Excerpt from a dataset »
::::::
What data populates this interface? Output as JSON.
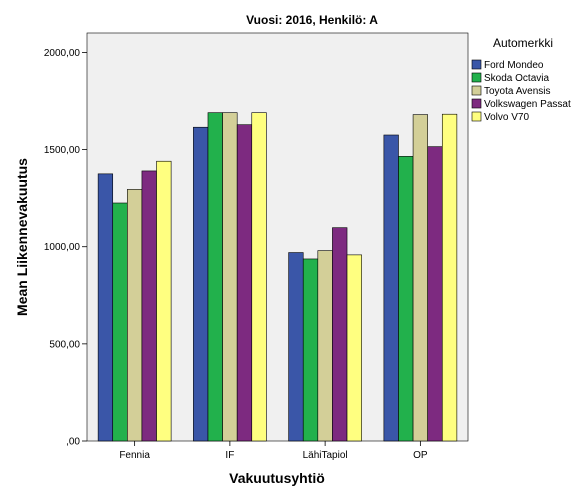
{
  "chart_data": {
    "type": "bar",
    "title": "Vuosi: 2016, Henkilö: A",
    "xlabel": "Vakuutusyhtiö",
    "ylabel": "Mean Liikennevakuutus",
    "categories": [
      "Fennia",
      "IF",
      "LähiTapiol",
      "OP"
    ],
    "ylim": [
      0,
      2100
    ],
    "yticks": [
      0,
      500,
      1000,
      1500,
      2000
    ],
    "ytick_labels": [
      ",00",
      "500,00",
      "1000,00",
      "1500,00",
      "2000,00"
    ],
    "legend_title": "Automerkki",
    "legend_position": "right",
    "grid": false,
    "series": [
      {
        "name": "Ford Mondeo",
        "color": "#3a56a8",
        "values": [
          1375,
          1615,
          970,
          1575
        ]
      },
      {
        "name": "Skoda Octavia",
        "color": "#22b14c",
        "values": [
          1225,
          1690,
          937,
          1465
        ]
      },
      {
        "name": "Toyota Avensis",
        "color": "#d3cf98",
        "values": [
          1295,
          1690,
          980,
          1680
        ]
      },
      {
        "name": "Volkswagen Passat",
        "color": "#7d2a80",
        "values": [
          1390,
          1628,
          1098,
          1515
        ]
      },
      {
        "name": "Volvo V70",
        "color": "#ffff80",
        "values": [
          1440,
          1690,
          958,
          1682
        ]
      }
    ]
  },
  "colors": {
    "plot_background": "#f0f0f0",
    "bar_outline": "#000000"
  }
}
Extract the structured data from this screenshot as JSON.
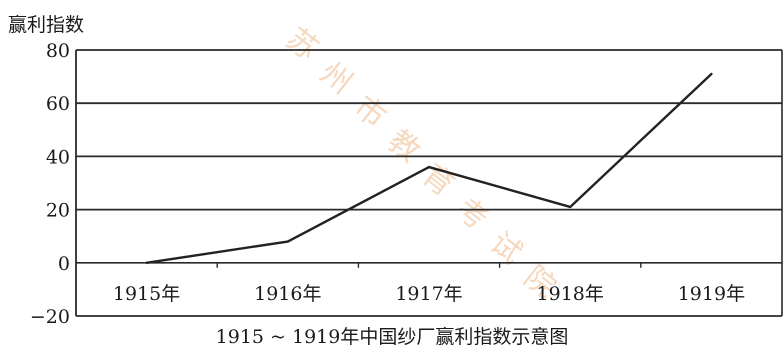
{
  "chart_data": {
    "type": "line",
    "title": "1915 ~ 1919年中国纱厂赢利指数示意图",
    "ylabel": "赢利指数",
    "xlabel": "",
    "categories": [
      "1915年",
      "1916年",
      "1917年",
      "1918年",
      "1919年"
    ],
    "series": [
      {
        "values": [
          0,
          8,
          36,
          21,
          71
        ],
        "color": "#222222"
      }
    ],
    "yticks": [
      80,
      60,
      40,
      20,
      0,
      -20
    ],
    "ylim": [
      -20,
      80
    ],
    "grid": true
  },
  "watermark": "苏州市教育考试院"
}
::::::
TASK DETAILS » Copy out all lines that carry the word "this".

EXERCISE OUTPUT »
What data populates this interface? Output as JSON.
Extract the structured data from this screenshot as JSON.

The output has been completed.